• _Work to complete_
Identify each line below that contains the word "Formaldehyde", and copy it out.
--- begin Material provided ---
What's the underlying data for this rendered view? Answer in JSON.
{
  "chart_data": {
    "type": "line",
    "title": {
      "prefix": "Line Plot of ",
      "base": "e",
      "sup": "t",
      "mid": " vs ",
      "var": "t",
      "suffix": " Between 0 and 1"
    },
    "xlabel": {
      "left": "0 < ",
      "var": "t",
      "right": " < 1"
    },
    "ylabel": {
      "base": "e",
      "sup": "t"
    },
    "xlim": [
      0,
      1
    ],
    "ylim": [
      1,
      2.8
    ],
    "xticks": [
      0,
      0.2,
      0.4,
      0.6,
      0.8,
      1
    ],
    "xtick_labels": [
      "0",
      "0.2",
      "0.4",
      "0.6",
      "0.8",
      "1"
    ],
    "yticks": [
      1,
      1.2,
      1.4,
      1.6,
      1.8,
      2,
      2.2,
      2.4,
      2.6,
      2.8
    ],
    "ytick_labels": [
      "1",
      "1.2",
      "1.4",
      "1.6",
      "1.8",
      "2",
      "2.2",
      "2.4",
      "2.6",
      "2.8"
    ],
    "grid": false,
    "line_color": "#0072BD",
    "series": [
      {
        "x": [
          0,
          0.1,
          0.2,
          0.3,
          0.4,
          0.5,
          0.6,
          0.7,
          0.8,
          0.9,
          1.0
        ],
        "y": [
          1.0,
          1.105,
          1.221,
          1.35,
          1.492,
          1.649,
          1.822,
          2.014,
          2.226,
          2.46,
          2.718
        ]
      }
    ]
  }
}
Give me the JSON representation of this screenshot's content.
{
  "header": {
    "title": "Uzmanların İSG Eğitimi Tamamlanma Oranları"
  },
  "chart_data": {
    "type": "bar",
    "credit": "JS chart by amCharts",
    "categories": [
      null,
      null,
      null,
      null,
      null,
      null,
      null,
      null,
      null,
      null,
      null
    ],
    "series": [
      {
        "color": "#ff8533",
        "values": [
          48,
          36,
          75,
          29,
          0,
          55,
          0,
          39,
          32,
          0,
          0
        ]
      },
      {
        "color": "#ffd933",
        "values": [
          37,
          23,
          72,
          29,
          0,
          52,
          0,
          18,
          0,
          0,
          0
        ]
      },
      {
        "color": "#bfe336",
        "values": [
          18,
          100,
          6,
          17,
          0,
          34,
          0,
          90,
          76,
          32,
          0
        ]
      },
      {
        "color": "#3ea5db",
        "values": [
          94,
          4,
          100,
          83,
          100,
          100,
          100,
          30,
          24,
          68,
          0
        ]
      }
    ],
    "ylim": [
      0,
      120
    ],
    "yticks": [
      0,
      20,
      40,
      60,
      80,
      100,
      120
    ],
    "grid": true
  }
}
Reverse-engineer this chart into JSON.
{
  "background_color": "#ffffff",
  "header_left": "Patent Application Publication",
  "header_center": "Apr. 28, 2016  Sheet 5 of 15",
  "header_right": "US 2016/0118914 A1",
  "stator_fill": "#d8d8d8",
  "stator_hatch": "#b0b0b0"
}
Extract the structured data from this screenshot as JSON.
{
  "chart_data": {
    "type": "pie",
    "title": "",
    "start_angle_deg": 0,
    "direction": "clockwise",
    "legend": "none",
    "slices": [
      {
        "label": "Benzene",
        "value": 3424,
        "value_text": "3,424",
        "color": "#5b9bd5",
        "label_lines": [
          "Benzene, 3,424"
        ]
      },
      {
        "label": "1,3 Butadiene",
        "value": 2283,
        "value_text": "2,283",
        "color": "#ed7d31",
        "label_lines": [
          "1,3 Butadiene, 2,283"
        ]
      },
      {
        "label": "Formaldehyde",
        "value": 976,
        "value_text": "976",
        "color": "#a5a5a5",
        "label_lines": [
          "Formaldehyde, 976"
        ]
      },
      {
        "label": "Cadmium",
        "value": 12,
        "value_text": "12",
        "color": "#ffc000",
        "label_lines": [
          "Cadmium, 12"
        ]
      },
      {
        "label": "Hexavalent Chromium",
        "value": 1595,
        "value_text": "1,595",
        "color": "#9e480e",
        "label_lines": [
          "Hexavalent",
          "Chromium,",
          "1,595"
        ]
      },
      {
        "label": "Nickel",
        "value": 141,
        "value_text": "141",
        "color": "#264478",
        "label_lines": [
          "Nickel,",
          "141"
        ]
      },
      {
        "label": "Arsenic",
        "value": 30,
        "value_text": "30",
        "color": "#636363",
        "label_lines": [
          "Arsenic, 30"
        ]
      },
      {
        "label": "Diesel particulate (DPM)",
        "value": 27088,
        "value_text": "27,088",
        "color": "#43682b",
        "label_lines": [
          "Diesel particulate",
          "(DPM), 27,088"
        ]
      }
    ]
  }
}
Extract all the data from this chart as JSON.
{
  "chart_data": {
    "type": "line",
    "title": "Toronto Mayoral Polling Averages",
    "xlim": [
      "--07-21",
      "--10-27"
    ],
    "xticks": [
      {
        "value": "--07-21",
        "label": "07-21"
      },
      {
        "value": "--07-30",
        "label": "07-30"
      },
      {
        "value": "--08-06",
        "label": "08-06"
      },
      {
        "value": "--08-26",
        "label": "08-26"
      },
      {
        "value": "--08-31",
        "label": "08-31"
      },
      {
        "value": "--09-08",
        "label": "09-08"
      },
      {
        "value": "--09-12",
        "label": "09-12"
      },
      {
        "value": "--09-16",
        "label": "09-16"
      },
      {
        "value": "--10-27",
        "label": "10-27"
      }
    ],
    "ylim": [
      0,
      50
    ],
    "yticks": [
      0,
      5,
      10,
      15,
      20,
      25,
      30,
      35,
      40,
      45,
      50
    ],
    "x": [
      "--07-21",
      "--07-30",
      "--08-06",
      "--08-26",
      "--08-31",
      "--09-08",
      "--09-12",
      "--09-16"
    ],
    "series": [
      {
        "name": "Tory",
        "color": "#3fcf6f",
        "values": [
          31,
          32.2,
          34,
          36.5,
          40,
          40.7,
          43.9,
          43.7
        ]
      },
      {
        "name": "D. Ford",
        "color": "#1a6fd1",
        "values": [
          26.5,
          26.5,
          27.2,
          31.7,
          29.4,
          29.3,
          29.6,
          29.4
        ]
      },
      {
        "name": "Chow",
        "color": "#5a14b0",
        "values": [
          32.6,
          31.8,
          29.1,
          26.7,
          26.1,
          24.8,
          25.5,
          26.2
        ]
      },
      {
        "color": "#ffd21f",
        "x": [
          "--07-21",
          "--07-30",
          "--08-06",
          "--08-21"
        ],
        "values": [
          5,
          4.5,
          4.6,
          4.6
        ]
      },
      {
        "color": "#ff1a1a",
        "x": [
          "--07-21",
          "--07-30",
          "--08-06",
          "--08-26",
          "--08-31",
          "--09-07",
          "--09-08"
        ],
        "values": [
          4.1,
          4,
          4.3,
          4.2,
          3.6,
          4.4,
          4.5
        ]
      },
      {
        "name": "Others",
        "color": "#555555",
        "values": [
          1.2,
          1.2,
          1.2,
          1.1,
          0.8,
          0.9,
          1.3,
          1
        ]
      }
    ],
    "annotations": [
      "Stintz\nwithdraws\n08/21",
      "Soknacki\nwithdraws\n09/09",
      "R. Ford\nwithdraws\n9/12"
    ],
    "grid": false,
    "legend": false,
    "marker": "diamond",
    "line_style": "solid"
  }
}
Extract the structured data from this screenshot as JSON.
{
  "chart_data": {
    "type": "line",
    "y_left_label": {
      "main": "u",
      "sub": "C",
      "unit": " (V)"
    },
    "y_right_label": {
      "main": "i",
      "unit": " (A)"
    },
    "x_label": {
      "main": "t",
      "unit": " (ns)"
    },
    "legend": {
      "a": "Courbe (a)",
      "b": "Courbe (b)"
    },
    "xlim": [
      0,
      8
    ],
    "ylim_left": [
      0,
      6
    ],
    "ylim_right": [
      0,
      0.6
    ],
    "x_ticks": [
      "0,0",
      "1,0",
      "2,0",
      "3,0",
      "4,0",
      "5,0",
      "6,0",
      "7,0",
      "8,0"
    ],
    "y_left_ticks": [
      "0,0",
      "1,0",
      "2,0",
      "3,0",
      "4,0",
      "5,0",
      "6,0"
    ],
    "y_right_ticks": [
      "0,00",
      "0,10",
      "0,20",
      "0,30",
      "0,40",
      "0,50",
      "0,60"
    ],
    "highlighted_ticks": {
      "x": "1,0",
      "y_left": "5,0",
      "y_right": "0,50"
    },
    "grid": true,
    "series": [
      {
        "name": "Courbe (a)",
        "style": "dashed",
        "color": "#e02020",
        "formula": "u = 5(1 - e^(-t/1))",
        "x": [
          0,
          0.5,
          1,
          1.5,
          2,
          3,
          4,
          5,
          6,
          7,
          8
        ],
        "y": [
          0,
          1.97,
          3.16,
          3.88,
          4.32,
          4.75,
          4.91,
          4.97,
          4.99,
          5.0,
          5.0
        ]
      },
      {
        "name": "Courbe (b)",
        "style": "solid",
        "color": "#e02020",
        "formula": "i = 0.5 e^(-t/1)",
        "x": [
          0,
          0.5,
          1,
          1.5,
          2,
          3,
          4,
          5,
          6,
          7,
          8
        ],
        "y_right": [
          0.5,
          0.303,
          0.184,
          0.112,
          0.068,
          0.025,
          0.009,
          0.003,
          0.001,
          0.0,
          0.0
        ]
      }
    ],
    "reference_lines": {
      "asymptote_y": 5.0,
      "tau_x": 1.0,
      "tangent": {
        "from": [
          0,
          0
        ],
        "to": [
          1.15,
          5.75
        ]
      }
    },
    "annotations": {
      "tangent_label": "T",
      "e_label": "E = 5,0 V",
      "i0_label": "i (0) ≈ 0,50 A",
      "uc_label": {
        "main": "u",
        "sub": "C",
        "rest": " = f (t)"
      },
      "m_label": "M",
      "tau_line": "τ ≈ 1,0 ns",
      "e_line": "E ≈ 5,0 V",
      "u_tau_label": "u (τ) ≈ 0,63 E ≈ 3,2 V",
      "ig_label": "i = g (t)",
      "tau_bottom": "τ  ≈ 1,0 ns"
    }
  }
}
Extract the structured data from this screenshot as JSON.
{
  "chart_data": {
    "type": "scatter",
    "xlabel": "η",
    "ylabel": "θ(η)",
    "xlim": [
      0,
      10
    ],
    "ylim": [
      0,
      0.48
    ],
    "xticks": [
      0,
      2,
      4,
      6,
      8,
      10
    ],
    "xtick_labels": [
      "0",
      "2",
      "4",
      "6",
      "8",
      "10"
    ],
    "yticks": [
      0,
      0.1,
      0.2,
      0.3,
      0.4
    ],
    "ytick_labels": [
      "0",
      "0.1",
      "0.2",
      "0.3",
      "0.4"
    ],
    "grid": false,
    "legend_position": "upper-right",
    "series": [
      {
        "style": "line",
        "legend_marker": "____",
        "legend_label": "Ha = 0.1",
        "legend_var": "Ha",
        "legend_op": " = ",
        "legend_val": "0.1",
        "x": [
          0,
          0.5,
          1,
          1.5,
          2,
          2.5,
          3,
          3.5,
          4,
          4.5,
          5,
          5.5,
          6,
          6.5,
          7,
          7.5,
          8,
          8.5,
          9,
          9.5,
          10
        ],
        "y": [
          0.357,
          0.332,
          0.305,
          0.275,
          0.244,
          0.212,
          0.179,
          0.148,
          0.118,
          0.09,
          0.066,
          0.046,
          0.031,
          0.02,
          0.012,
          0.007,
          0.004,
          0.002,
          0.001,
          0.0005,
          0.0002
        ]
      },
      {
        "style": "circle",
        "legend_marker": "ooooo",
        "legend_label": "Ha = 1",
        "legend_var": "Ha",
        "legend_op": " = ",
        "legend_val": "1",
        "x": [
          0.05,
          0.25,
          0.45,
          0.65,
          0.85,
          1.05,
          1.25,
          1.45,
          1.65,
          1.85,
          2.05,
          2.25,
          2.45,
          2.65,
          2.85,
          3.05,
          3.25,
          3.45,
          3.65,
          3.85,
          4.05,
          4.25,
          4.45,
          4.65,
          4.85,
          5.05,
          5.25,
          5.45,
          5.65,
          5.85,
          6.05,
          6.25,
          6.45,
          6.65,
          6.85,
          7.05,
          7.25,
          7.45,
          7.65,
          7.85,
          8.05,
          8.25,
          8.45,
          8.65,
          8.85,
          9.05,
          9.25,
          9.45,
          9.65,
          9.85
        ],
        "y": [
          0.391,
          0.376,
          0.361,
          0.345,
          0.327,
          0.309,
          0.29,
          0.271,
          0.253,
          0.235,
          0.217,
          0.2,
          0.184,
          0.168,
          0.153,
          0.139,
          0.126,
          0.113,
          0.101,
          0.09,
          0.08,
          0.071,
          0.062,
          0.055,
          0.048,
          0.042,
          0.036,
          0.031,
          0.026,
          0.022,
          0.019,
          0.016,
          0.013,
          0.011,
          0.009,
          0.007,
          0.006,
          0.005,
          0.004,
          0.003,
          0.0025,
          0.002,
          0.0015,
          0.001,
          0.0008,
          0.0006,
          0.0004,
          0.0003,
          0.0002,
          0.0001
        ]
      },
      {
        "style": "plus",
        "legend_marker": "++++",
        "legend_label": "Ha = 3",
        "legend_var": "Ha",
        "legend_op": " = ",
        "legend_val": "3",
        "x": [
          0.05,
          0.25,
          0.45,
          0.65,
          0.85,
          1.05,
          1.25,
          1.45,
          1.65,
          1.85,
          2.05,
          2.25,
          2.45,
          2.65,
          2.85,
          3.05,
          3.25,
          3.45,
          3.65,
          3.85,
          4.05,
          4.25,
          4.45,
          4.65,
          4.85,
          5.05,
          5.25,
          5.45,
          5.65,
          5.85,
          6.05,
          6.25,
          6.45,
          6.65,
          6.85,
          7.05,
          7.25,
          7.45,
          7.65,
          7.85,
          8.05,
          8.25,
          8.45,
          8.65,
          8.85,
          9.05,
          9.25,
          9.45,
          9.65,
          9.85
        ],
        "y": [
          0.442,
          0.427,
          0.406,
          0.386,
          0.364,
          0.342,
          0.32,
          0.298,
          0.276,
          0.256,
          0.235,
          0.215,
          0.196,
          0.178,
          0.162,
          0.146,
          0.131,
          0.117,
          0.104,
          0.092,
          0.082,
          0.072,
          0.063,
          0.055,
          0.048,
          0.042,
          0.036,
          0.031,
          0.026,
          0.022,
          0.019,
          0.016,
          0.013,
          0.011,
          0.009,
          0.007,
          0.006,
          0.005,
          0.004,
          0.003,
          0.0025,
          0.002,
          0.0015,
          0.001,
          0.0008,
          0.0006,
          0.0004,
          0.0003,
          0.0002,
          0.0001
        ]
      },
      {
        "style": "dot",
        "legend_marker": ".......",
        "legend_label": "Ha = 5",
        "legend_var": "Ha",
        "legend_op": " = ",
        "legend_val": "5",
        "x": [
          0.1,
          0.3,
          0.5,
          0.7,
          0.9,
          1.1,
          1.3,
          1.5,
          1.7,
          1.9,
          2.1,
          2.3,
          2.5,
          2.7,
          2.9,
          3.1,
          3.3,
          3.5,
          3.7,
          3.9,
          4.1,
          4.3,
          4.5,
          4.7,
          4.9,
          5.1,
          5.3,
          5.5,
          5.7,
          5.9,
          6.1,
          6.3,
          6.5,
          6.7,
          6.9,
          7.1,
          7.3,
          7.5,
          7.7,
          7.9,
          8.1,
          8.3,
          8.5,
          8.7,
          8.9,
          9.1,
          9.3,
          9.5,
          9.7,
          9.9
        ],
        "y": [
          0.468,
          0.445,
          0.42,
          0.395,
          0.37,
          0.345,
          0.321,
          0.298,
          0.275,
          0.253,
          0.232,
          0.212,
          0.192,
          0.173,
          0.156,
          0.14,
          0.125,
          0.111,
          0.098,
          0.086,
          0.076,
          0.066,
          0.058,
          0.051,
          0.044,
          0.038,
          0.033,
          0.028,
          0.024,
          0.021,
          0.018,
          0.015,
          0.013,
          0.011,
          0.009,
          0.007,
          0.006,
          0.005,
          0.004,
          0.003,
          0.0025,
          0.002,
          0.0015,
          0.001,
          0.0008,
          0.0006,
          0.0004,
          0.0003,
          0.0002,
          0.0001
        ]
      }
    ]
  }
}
--- end Material provided ---
• _Complete answer_
        "label": "Formaldehyde",
          "Formaldehyde, 976"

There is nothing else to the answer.